> _Task instructions_:
Each entry that follows must be output without any deviation.

> _Data in this exercise_:
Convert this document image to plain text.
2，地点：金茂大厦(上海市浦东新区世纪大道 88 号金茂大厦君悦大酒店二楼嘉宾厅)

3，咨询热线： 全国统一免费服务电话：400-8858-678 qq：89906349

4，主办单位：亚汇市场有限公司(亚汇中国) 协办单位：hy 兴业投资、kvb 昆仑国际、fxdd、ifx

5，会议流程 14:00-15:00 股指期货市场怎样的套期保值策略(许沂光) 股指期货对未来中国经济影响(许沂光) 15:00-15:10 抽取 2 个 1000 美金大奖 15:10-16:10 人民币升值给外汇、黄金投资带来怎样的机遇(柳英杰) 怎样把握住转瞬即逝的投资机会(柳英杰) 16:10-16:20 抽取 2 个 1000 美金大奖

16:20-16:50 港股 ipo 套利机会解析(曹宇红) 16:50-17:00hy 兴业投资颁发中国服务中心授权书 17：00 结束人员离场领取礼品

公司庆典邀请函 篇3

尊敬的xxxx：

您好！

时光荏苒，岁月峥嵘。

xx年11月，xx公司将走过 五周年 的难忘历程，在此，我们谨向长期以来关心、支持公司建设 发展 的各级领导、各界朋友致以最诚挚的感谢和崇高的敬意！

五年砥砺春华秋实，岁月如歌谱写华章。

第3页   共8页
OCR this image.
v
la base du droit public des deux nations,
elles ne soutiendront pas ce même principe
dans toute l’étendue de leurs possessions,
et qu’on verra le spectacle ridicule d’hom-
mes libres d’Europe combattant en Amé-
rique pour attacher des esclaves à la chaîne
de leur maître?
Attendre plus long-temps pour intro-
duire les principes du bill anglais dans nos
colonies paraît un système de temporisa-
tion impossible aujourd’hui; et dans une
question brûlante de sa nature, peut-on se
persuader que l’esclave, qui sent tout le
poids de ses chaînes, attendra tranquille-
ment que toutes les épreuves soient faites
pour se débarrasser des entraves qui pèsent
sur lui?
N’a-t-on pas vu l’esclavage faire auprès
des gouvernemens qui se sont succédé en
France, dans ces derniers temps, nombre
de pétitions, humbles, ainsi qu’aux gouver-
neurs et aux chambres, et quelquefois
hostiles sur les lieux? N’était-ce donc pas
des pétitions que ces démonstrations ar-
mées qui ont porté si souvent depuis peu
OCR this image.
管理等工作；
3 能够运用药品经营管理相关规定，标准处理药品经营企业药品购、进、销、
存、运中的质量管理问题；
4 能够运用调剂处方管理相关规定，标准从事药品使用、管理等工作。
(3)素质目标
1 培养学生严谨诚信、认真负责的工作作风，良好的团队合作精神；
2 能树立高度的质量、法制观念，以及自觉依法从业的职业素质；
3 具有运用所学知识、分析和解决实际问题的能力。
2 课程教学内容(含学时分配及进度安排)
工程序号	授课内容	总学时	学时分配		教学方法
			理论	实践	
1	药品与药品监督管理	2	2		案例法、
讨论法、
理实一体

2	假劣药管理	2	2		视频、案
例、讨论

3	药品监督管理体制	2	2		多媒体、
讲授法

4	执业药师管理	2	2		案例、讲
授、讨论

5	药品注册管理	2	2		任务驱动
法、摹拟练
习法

> _The completed task_:
Convert this document image to plain text.
2，地点：金茂大厦(上海市浦东新区世纪大道 88 号金茂大厦君悦大酒店二楼嘉宾厅)

3，咨询热线： 全国统一免费服务电话：400-8858-678 qq：89906349

4，主办单位：亚汇市场有限公司(亚汇中国) 协办单位：hy 兴业投资、kvb 昆仑国际、fxdd、ifx

5，会议流程 14:00-15:00 股指期货市场怎样的套期保值策略(许沂光) 股指期货对未来中国经济影响(许沂光) 15:00-15:10 抽取 2 个 1000 美金大奖 15:10-16:10 人民币升值给外汇、黄金投资带来怎样的机遇(柳英杰) 怎样把握住转瞬即逝的投资机会(柳英杰) 16:10-16:20 抽取 2 个 1000 美金大奖

16:20-16:50 港股 ipo 套利机会解析(曹宇红) 16:50-17:00hy 兴业投资颁发中国服务中心授权书 17：00 结束人员离场领取礼品

公司庆典邀请函 篇3

尊敬的xxxx：

您好！

时光荏苒，岁月峥嵘。

xx年11月，xx公司将走过 五周年 的难忘历程，在此，我们谨向长期以来关心、支持公司建设 发展 的各级领导、各界朋友致以最诚挚的感谢和崇高的敬意！

五年砥砺春华秋实，岁月如歌谱写华章。

第3页   共8页
OCR this image.
v
la base du droit public des deux nations,
elles ne soutiendront pas ce même principe
dans toute l’étendue de leurs possessions,
et qu’on verra le spectacle ridicule d’hom-
mes libres d’Europe combattant en Amé-
rique pour attacher des esclaves à la chaîne
de leur maître?
Attendre plus long-temps pour intro-
duire les principes du bill anglais dans nos
colonies paraît un système de temporisa-
tion impossible aujourd’hui; et dans une
question brûlante de sa nature, peut-on se
persuader que l’esclave, qui sent tout le
poids de ses chaînes, attendra tranquille-
ment que toutes les épreuves soient faites
pour se débarrasser des entraves qui pèsent
sur lui?
N’a-t-on pas vu l’esclavage faire auprès
des gouvernemens qui se sont succédé en
France, dans ces derniers temps, nombre
de pétitions, humbles, ainsi qu’aux gouver-
neurs et aux chambres, et quelquefois
hostiles sur les lieux? N’était-ce donc pas
des pétitions que ces démonstrations ar-
mées qui ont porté si souvent depuis peu
OCR this image.
管理等工作；
3 能够运用药品经营管理相关规定，标准处理药品经营企业药品购、进、销、
存、运中的质量管理问题；
4 能够运用调剂处方管理相关规定，标准从事药品使用、管理等工作。
(3)素质目标
1 培养学生严谨诚信、认真负责的工作作风，良好的团队合作精神；
2 能树立高度的质量、法制观念，以及自觉依法从业的职业素质；
3 具有运用所学知识、分析和解决实际问题的能力。
2 课程教学内容(含学时分配及进度安排)
工程序号	授课内容	总学时	学时分配		教学方法
			理论	实践	
1	药品与药品监督管理	2	2		案例法、
讨论法、
理实一体

2	假劣药管理	2	2		视频、案
例、讨论

3	药品监督管理体制	2	2		多媒体、
讲授法

4	执业药师管理	2	2		案例、讲
授、讨论

5	药品注册管理	2	2		任务驱动
法、摹拟练
习法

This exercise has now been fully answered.